Records from a collection
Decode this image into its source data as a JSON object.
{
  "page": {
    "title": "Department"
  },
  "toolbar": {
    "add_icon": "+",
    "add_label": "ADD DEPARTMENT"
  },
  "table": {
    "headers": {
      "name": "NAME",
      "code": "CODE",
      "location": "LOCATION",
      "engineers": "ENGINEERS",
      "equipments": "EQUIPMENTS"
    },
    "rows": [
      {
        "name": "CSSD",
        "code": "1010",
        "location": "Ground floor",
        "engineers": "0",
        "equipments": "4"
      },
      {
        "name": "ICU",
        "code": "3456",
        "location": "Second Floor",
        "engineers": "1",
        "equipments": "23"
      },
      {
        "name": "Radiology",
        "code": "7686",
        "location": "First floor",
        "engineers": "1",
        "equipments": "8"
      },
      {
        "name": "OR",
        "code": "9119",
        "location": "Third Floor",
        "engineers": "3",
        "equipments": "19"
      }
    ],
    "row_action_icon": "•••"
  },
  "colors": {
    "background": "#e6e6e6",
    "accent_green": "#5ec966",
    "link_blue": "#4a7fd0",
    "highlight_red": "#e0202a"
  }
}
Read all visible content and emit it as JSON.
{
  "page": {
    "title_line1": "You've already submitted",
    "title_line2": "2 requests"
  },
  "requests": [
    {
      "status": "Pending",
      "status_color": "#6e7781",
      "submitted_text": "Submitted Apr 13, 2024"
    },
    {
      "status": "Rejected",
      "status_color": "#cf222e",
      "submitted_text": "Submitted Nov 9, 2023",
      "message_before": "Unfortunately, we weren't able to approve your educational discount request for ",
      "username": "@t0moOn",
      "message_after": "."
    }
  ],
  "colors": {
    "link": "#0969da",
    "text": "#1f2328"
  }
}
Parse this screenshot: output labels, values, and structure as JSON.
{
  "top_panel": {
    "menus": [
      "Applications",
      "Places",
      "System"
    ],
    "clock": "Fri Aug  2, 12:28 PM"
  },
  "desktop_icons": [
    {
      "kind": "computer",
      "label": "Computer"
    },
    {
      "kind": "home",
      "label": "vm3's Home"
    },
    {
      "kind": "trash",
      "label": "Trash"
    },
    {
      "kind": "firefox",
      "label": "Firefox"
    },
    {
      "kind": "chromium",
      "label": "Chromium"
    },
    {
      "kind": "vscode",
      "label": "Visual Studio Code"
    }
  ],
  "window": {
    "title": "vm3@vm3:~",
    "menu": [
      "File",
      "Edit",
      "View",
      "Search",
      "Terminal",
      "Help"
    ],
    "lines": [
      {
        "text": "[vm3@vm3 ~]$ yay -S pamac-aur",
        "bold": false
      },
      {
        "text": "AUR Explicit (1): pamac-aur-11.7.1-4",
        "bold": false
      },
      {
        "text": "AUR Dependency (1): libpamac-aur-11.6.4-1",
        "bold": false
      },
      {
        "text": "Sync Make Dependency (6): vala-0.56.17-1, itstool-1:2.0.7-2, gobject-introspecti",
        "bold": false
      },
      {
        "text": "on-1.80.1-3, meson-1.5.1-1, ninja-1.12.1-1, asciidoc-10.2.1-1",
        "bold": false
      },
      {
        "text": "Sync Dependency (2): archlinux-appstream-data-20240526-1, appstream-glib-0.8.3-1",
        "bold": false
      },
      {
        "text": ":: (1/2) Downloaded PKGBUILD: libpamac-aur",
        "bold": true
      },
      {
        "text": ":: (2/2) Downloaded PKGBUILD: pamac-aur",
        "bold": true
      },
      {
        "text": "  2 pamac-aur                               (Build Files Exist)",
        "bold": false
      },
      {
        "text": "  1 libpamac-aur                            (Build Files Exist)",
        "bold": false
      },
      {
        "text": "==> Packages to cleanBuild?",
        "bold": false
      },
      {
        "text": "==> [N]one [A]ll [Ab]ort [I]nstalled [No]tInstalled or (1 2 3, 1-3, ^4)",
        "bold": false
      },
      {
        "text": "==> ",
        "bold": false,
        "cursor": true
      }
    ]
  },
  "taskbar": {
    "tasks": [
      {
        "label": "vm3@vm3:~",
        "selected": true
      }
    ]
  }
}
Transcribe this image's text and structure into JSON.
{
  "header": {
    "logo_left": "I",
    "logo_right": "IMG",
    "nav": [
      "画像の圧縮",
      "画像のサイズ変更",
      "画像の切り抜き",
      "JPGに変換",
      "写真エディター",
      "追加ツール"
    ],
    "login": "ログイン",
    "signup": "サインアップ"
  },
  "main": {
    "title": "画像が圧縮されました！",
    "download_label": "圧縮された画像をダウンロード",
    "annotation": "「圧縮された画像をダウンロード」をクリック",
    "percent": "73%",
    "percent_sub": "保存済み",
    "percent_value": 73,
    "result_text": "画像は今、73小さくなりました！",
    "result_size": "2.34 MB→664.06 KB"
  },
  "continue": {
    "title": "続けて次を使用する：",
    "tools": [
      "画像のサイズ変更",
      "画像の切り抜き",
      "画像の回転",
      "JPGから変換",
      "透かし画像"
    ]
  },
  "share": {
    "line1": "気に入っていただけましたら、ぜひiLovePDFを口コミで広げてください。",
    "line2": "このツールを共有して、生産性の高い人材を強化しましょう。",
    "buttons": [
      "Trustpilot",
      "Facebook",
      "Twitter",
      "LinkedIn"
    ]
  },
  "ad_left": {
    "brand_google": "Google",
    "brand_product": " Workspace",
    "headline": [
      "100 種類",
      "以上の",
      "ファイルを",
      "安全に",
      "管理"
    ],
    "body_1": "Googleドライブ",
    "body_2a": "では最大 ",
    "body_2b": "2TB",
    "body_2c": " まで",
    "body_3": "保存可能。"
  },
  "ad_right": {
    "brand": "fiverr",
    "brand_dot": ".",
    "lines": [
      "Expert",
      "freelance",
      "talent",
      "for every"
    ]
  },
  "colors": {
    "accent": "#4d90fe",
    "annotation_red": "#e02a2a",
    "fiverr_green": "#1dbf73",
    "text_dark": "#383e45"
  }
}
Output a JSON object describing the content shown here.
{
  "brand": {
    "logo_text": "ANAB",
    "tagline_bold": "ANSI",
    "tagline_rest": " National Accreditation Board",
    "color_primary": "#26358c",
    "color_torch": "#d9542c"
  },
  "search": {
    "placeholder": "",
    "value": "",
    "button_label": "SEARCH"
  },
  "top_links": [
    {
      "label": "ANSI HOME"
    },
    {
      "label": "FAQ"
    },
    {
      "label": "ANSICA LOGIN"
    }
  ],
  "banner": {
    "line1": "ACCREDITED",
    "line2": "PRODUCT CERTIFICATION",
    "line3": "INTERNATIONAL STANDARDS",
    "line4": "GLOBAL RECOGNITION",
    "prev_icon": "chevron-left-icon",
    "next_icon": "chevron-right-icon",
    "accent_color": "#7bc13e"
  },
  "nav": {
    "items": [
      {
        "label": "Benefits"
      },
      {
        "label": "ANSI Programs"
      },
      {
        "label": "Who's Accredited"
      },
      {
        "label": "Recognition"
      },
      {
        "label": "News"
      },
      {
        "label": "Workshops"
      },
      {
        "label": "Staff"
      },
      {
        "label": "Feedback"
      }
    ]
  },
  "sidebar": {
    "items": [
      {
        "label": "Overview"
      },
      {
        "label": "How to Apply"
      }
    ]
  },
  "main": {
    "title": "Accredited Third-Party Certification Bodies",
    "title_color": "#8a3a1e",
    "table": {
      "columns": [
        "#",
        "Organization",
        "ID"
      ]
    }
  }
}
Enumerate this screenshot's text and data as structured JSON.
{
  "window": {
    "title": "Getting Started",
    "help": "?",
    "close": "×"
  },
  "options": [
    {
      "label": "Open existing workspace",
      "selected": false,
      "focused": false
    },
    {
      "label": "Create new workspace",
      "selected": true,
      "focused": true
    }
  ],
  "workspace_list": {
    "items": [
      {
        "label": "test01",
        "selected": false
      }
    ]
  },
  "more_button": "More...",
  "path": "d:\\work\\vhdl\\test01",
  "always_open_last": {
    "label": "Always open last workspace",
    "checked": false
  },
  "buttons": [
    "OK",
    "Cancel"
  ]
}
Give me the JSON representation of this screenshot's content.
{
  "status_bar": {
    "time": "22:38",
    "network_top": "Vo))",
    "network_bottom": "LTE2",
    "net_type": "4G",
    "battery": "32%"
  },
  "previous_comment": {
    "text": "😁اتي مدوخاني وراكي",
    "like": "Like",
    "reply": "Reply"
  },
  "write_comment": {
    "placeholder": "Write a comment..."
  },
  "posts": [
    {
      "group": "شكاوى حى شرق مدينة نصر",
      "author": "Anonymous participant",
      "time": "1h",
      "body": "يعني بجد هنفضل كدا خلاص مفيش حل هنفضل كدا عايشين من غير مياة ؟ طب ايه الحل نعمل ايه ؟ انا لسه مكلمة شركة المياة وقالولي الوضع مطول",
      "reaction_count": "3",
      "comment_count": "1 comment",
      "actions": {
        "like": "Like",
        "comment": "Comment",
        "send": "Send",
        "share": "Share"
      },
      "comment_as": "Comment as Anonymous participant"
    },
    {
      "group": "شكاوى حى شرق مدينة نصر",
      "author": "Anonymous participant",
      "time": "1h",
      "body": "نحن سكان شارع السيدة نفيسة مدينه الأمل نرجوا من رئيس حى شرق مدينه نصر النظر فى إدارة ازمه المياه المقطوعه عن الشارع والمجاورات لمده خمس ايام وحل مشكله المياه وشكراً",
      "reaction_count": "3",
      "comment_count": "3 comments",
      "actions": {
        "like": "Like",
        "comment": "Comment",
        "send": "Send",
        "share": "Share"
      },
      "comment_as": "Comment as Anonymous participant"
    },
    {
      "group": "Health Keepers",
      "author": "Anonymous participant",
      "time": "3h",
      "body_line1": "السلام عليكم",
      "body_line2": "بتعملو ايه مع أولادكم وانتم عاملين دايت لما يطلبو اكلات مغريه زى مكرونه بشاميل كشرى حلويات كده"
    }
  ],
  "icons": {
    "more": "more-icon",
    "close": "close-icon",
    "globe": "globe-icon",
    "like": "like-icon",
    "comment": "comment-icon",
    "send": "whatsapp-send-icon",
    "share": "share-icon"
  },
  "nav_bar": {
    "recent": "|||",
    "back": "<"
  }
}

__Work to complete__
Go through the records above, find every line with the word "equipments", and list those lines.

__Output of the exercise__
      "equipments": "EQUIPMENTS"
        "equipments": "4"
        "equipments": "23"
        "equipments": "8"
        "equipments": "19"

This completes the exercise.